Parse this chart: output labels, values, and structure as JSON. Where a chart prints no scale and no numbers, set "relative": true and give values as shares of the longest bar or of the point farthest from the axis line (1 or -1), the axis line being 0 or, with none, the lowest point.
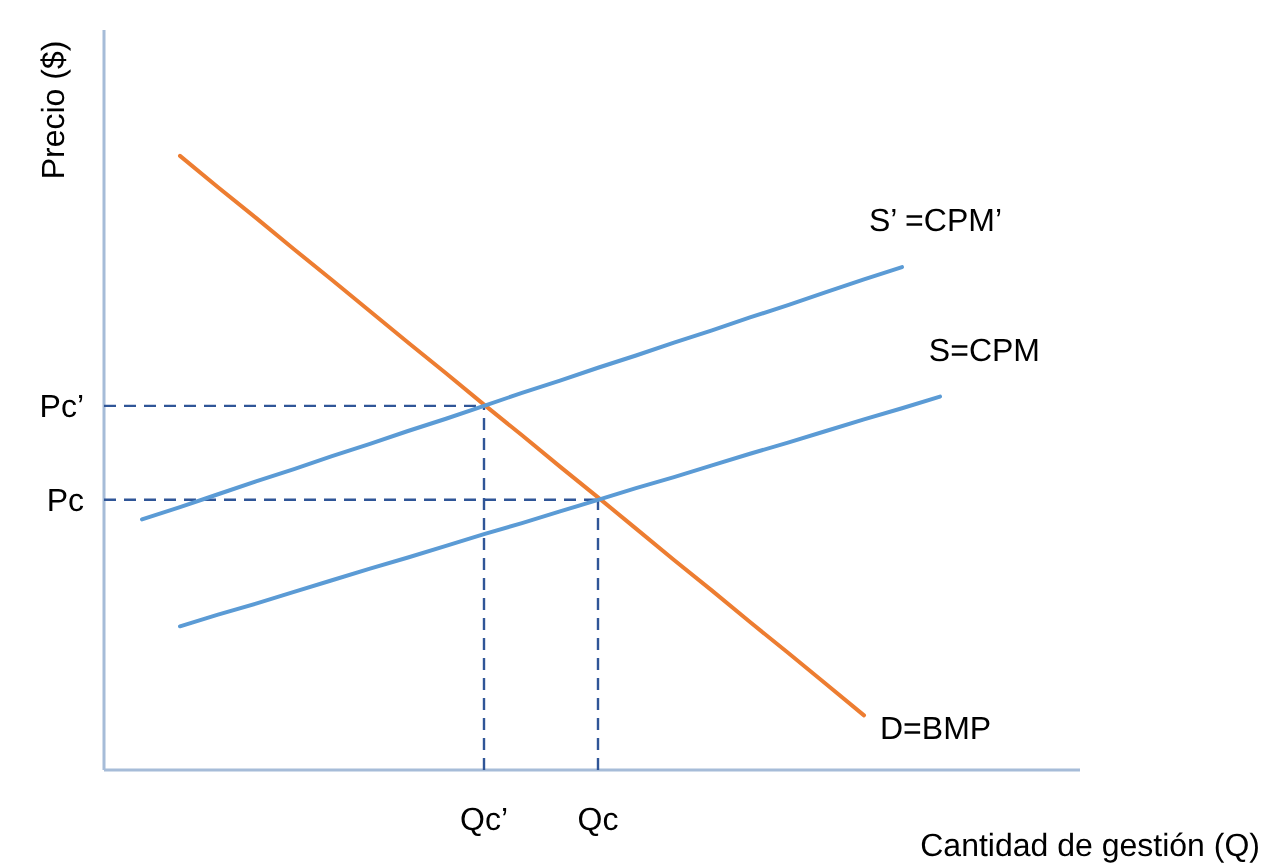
{
  "chart_data": {
    "type": "line",
    "relative": true,
    "xlabel": "Cantidad de gestión (Q)",
    "ylabel": "Precio ($)",
    "marker": "none",
    "categories": [
      null,
      null,
      null,
      null,
      null,
      null,
      null,
      null,
      null,
      null,
      "Qc’",
      null,
      null,
      "Qc",
      null,
      null,
      null,
      null,
      null,
      null,
      null,
      null,
      null,
      null,
      null,
      null
    ],
    "series": [
      {
        "name": "D=BMP",
        "color": "#ed7d31",
        "values": [
          null,
          null,
          1,
          0.949,
          0.899,
          0.848,
          0.798,
          0.747,
          0.696,
          0.646,
          0.595,
          0.545,
          0.494,
          0.444,
          0.393,
          0.342,
          0.292,
          0.241,
          0.191,
          0.14,
          0.089,
          null,
          null,
          null,
          null,
          null
        ]
      },
      {
        "name": "S’ =CPM’",
        "color": "#5b9bd5",
        "values": [
          null,
          0.408,
          0.428,
          0.449,
          0.47,
          0.49,
          0.511,
          0.531,
          0.552,
          0.572,
          0.593,
          0.614,
          0.634,
          0.655,
          0.675,
          0.696,
          0.716,
          0.737,
          0.757,
          0.778,
          0.799,
          0.819,
          null,
          null,
          null,
          null
        ]
      },
      {
        "name": "S=CPM",
        "color": "#5b9bd5",
        "values": [
          null,
          null,
          0.234,
          0.253,
          0.271,
          0.29,
          0.309,
          0.328,
          0.346,
          0.365,
          0.384,
          0.402,
          0.421,
          0.44,
          0.459,
          0.477,
          0.496,
          0.515,
          0.533,
          0.552,
          0.571,
          0.589,
          0.608,
          null,
          null,
          null
        ]
      }
    ],
    "ref_lines": [
      {
        "axis": "y",
        "value": 0.593,
        "label": "Pc’",
        "color": "#2f5597",
        "line_style": "dashed"
      },
      {
        "axis": "y",
        "value": 0.44,
        "label": "Pc",
        "color": "#2f5597",
        "line_style": "dashed"
      },
      {
        "axis": "x",
        "value": "Qc’",
        "color": "#2f5597",
        "line_style": "dashed"
      },
      {
        "axis": "x",
        "value": "Qc",
        "color": "#2f5597",
        "line_style": "dashed"
      }
    ]
  }
}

■ **TO DO**:
Repeat the material above in full and unchanged, minus its images.

■ **COMPLETE RESPONSE**:
Parse this chart: output labels, values, and structure as JSON. Where a chart prints no scale and no numbers, set "relative": true and give values as shares of the longest bar or of the point farthest from the axis line (1 or -1), the axis line being 0 or, with none, the lowest point.
{
  "chart_data": {
    "type": "line",
    "relative": true,
    "xlabel": "Cantidad de gestión (Q)",
    "ylabel": "Precio ($)",
    "marker": "none",
    "categories": [
      null,
      null,
      null,
      null,
      null,
      null,
      null,
      null,
      null,
      null,
      "Qc’",
      null,
      null,
      "Qc",
      null,
      null,
      null,
      null,
      null,
      null,
      null,
      null,
      null,
      null,
      null,
      null
    ],
    "series": [
      {
        "name": "D=BMP",
        "color": "#ed7d31",
        "values": [
          null,
          null,
          1,
          0.949,
          0.899,
          0.848,
          0.798,
          0.747,
          0.696,
          0.646,
          0.595,
          0.545,
          0.494,
          0.444,
          0.393,
          0.342,
          0.292,
          0.241,
          0.191,
          0.14,
          0.089,
          null,
          null,
          null,
          null,
          null
        ]
      },
      {
        "name": "S’ =CPM’",
        "color": "#5b9bd5",
        "values": [
          null,
          0.408,
          0.428,
          0.449,
          0.47,
          0.49,
          0.511,
          0.531,
          0.552,
          0.572,
          0.593,
          0.614,
          0.634,
          0.655,
          0.675,
          0.696,
          0.716,
          0.737,
          0.757,
          0.778,
          0.799,
          0.819,
          null,
          null,
          null,
          null
        ]
      },
      {
        "name": "S=CPM",
        "color": "#5b9bd5",
        "values": [
          null,
          null,
          0.234,
          0.253,
          0.271,
          0.29,
          0.309,
          0.328,
          0.346,
          0.365,
          0.384,
          0.402,
          0.421,
          0.44,
          0.459,
          0.477,
          0.496,
          0.515,
          0.533,
          0.552,
          0.571,
          0.589,
          0.608,
          null,
          null,
          null
        ]
      }
    ],
    "ref_lines": [
      {
        "axis": "y",
        "value": 0.593,
        "label": "Pc’",
        "color": "#2f5597",
        "line_style": "dashed"
      },
      {
        "axis": "y",
        "value": 0.44,
        "label": "Pc",
        "color": "#2f5597",
        "line_style": "dashed"
      },
      {
        "axis": "x",
        "value": "Qc’",
        "color": "#2f5597",
        "line_style": "dashed"
      },
      {
        "axis": "x",
        "value": "Qc",
        "color": "#2f5597",
        "line_style": "dashed"
      }
    ]
  }
}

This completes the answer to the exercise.